# Body Mount Kadee's for Aristocraft 2 Bay Hopper



## WCRR152 (Dec 26, 2015)

Has anyone tried mounting any of the Kadee 1 gauge couplers on the body of these cars, I have just finished up a modernization project on one of these cars and was deciding how to update the couplers also and realized there is no way to body mount without significant modifications to the body and end sills of the cars. Anyone ever tackled this task before, and if so any suggestions?

WCRR152


----------



## ewarhol (Mar 3, 2014)

I have put Kadee #1's on various cars except for what your asking. Do you have photos that you can post of the car end and underside so we can help brain storm?


----------



## Ted Doskaris (Oct 7, 2008)

*Aristo 70 ton Covered Hopper & Body Mount Kadees*

If the car type you mean is the 70 ton Aristo Covered Hopper car, I have successfully installed body mount Kadee "G" Scale type couplers on about 25 cars.

The techniques I employed could apply to the Kadee # 1 type couplers.

• **EXERCISE**
Please transcribe the coupler thread above word for word, between "## ewarhol (Mar" and "help brain storm?", inclusive.

• **SUPPLIED DATA**
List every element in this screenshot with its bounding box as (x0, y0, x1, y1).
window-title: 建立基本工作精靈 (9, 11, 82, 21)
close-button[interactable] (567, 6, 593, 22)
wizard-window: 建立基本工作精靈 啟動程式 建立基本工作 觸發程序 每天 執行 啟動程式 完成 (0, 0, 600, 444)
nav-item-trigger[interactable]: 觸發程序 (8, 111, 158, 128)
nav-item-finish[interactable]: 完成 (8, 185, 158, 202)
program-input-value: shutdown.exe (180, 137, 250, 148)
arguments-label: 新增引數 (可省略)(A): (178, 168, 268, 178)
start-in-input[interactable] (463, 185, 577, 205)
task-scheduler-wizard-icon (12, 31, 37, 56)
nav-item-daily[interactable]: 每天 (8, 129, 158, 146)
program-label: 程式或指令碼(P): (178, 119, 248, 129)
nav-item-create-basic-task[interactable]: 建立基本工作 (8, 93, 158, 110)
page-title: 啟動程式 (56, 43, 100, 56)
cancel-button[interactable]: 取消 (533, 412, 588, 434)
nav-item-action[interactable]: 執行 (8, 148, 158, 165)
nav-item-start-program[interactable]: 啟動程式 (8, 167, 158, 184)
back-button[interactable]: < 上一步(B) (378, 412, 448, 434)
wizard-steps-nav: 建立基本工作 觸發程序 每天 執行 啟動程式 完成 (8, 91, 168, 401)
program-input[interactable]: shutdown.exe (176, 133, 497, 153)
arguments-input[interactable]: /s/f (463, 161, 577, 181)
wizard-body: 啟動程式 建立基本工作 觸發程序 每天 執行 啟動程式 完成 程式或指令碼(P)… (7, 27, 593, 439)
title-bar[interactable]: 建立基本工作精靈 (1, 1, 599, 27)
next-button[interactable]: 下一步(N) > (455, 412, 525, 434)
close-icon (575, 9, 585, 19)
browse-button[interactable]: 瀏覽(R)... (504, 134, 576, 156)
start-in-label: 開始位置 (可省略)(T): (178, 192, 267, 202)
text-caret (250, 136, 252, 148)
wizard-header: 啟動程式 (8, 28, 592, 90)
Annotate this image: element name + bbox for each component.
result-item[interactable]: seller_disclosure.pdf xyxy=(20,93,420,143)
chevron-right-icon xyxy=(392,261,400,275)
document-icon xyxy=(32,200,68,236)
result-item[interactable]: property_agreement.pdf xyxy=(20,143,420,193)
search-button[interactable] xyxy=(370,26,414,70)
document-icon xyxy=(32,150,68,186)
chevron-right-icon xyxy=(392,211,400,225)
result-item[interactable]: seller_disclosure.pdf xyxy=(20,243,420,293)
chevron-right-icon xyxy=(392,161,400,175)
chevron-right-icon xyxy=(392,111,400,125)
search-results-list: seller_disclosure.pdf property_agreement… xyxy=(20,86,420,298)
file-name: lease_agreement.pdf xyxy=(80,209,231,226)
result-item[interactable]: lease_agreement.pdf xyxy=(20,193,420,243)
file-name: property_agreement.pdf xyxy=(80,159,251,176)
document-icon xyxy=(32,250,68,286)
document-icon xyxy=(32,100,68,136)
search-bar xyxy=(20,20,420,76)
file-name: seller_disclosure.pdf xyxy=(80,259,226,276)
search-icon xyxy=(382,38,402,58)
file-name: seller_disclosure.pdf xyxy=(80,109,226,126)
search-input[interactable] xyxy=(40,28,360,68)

• **SOLVED PROBLEM**
## ewarhol (Mar 3, 2014)

I have put Kadee #1's on various cars except for what your asking. Do you have photos that you can post of the car end and underside so we can help brain storm?